_Do this_:
Reproduce all entries word for word.

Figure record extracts
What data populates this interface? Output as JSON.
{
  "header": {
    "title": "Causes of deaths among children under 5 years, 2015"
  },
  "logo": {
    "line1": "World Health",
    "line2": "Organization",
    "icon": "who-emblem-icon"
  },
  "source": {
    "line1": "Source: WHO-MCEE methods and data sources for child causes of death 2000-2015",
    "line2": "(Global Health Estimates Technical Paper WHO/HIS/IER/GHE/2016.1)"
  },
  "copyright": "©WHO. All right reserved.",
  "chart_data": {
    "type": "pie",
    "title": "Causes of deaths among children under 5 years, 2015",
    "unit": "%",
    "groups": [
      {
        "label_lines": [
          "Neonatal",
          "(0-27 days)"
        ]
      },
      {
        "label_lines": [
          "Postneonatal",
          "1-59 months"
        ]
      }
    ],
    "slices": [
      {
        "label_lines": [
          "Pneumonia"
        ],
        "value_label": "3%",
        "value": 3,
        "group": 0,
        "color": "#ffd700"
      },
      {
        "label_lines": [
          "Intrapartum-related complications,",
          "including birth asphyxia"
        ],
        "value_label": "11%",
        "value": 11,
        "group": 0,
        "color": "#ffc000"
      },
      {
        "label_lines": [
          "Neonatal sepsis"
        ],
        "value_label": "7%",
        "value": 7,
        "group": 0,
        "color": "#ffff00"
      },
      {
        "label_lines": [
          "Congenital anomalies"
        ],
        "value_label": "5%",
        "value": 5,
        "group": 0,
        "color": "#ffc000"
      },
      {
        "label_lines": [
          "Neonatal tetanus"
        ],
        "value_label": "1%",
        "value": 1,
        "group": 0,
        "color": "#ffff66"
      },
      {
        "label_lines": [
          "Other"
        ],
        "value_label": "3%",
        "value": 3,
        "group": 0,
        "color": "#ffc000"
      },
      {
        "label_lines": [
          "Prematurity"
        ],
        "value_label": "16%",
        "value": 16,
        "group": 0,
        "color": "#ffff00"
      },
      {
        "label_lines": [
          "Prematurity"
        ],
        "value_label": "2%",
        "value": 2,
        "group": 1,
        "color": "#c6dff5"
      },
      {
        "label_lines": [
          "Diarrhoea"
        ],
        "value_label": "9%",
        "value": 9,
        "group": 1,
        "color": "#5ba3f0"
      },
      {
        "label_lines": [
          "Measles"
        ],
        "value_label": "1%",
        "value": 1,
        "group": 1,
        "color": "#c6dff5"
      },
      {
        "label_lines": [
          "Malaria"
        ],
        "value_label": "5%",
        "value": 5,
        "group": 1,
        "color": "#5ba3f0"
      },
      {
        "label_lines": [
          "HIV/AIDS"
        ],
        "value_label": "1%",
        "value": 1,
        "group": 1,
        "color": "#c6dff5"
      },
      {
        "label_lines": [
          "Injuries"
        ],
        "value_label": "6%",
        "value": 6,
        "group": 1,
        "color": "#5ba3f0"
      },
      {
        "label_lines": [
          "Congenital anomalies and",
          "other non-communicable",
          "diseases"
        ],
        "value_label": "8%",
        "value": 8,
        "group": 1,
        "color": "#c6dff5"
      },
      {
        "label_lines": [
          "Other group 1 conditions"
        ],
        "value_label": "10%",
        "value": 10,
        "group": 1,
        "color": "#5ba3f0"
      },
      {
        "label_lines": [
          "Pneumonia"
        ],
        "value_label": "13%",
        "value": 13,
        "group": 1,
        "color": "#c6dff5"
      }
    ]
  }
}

_Task response_:
What data populates this interface? Output as JSON.
{
  "header": {
    "title": "Causes of deaths among children under 5 years, 2015"
  },
  "logo": {
    "line1": "World Health",
    "line2": "Organization",
    "icon": "who-emblem-icon"
  },
  "source": {
    "line1": "Source: WHO-MCEE methods and data sources for child causes of death 2000-2015",
    "line2": "(Global Health Estimates Technical Paper WHO/HIS/IER/GHE/2016.1)"
  },
  "copyright": "©WHO. All right reserved.",
  "chart_data": {
    "type": "pie",
    "title": "Causes of deaths among children under 5 years, 2015",
    "unit": "%",
    "groups": [
      {
        "label_lines": [
          "Neonatal",
          "(0-27 days)"
        ]
      },
      {
        "label_lines": [
          "Postneonatal",
          "1-59 months"
        ]
      }
    ],
    "slices": [
      {
        "label_lines": [
          "Pneumonia"
        ],
        "value_label": "3%",
        "value": 3,
        "group": 0,
        "color": "#ffd700"
      },
      {
        "label_lines": [
          "Intrapartum-related complications,",
          "including birth asphyxia"
        ],
        "value_label": "11%",
        "value": 11,
        "group": 0,
        "color": "#ffc000"
      },
      {
        "label_lines": [
          "Neonatal sepsis"
        ],
        "value_label": "7%",
        "value": 7,
        "group": 0,
        "color": "#ffff00"
      },
      {
        "label_lines": [
          "Congenital anomalies"
        ],
        "value_label": "5%",
        "value": 5,
        "group": 0,
        "color": "#ffc000"
      },
      {
        "label_lines": [
          "Neonatal tetanus"
        ],
        "value_label": "1%",
        "value": 1,
        "group": 0,
        "color": "#ffff66"
      },
      {
        "label_lines": [
          "Other"
        ],
        "value_label": "3%",
        "value": 3,
        "group": 0,
        "color": "#ffc000"
      },
      {
        "label_lines": [
          "Prematurity"
        ],
        "value_label": "16%",
        "value": 16,
        "group": 0,
        "color": "#ffff00"
      },
      {
        "label_lines": [
          "Prematurity"
        ],
        "value_label": "2%",
        "value": 2,
        "group": 1,
        "color": "#c6dff5"
      },
      {
        "label_lines": [
          "Diarrhoea"
        ],
        "value_label": "9%",
        "value": 9,
        "group": 1,
        "color": "#5ba3f0"
      },
      {
        "label_lines": [
          "Measles"
        ],
        "value_label": "1%",
        "value": 1,
        "group": 1,
        "color": "#c6dff5"
      },
      {
        "label_lines": [
          "Malaria"
        ],
        "value_label": "5%",
        "value": 5,
        "group": 1,
        "color": "#5ba3f0"
      },
      {
        "label_lines": [
          "HIV/AIDS"
        ],
        "value_label": "1%",
        "value": 1,
        "group": 1,
        "color": "#c6dff5"
      },
      {
        "label_lines": [
          "Injuries"
        ],
        "value_label": "6%",
        "value": 6,
        "group": 1,
        "color": "#5ba3f0"
      },
      {
        "label_lines": [
          "Congenital anomalies and",
          "other non-communicable",
          "diseases"
        ],
        "value_label": "8%",
        "value": 8,
        "group": 1,
        "color": "#c6dff5"
      },
      {
        "label_lines": [
          "Other group 1 conditions"
        ],
        "value_label": "10%",
        "value": 10,
        "group": 1,
        "color": "#5ba3f0"
      },
      {
        "label_lines": [
          "Pneumonia"
        ],
        "value_label": "13%",
        "value": 13,
        "group": 1,
        "color": "#c6dff5"
      }
    ]
  }
}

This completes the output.